**SHORT PROBLEM:** Take each line containing "View" and report it exactly as written.

Collected data entries:
──────────────────────────────
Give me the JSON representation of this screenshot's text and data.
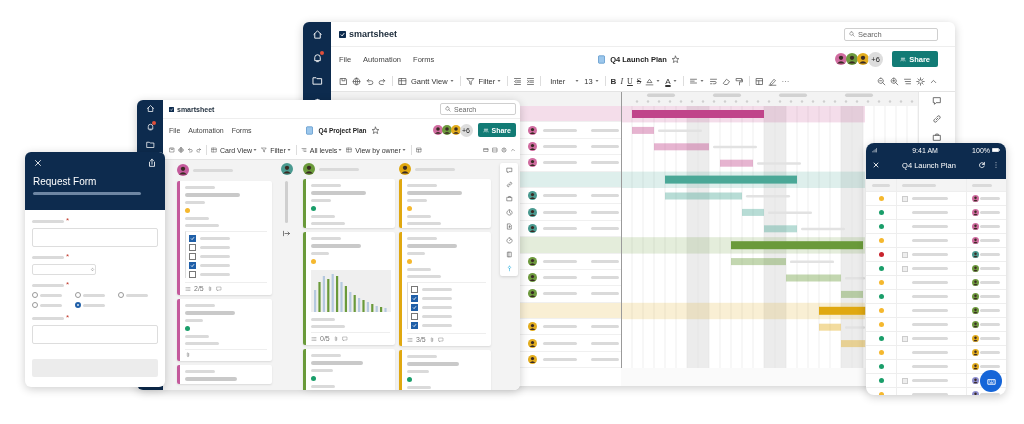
{
  "launch_plan_window": {
    "logo": "smartsheet",
    "search_placeholder": "Search",
    "menu": [
      "File",
      "Automation",
      "Forms"
    ],
    "title": "Q4 Launch Plan",
    "extra_collaborators": "+6",
    "share_button": "Share",
    "toolbar": {
      "view": "Gantt View",
      "filter": "Filter",
      "font": "Inter",
      "font_size": "13",
      "format": [
        "B",
        "I",
        "U",
        "S"
      ],
      "font_color": "A"
    },
    "phases": [
      {
        "color": "#c0448a"
      },
      {
        "color": "#4aa897"
      },
      {
        "color": "#6a9a3a"
      },
      {
        "color": "#e0a810"
      }
    ]
  },
  "project_plan_window": {
    "logo": "smartsheet",
    "search_placeholder": "Search",
    "menu": [
      "File",
      "Automation",
      "Forms"
    ],
    "title": "Q4 Project Plan",
    "extra_collaborators": "+6",
    "share_button": "Share",
    "toolbar": {
      "view": "Card View",
      "filter": "Filter",
      "levels": "All levels",
      "grouping": "View by owner"
    },
    "lanes": [
      {
        "kind": "cards",
        "color": "#c45a9c",
        "cards": [
          {
            "kind": "task",
            "color": "#f5b82e",
            "checklist": [
              {
                "checked": true
              },
              {
                "checked": false
              },
              {
                "checked": false
              },
              {
                "checked": true
              },
              {
                "checked": false
              }
            ],
            "count": "2/5"
          },
          {
            "kind": "task",
            "color": "#1a9e6a",
            "attachment": true
          },
          {
            "kind": "stub"
          }
        ]
      },
      {
        "kind": "collapsed",
        "color": "#4a9a90"
      },
      {
        "kind": "cards",
        "color": "#6a9a3a",
        "cards": [
          {
            "kind": "task",
            "color": "#1a9e6a"
          },
          {
            "kind": "chart",
            "color": "#f5b82e",
            "count": "0/5"
          },
          {
            "kind": "task",
            "color": "#1a9e6a"
          }
        ]
      },
      {
        "kind": "cards",
        "color": "#e0a810",
        "cards": [
          {
            "kind": "task",
            "color": "#f5b82e"
          },
          {
            "kind": "task",
            "color": "#f5b82e",
            "checklist": [
              {
                "checked": false
              },
              {
                "checked": true
              },
              {
                "checked": true
              },
              {
                "checked": false
              },
              {
                "checked": true
              }
            ],
            "count": "3/5"
          },
          {
            "kind": "task",
            "color": "#1a9e6a"
          }
        ]
      }
    ]
  },
  "request_form": {
    "title": "Request Form",
    "fields": [
      {
        "kind": "text",
        "required_mark": "*"
      },
      {
        "kind": "select",
        "required_mark": "*"
      },
      {
        "kind": "radio",
        "required_mark": "*",
        "options": [
          {
            "selected": false
          },
          {
            "selected": false
          },
          {
            "selected": false
          },
          {
            "selected": false
          },
          {
            "selected": true
          }
        ]
      },
      {
        "kind": "text",
        "required_mark": "*"
      }
    ]
  },
  "mobile_app": {
    "time": "9:41 AM",
    "battery": "100%",
    "title": "Q4 Launch Plan",
    "rows": [
      {
        "color": "#f5b82e",
        "expandable": true
      },
      {
        "color": "#1a9e6a",
        "expandable": false
      },
      {
        "color": "#1a9e6a",
        "expandable": false
      },
      {
        "color": "#f5b82e",
        "expandable": false
      },
      {
        "color": "#c8242e",
        "expandable": true
      },
      {
        "color": "#1a9e6a",
        "expandable": true
      },
      {
        "color": "#f5b82e",
        "expandable": false
      },
      {
        "color": "#1a9e6a",
        "expandable": false
      },
      {
        "color": "#f5b82e",
        "expandable": false
      },
      {
        "color": "#f5b82e",
        "expandable": false
      },
      {
        "color": "#1a9e6a",
        "expandable": true
      },
      {
        "color": "#f5b82e",
        "expandable": false
      },
      {
        "color": "#1a9e6a",
        "expandable": false
      },
      {
        "color": "#1a9e6a",
        "expandable": true
      },
      {
        "color": "#f5b82e",
        "expandable": false
      }
    ]
  }
}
──────────────────────────────
**TASK SOLUTION:**
      "view": "Gantt View",
      "view": "Card View",
      "grouping": "View by owner"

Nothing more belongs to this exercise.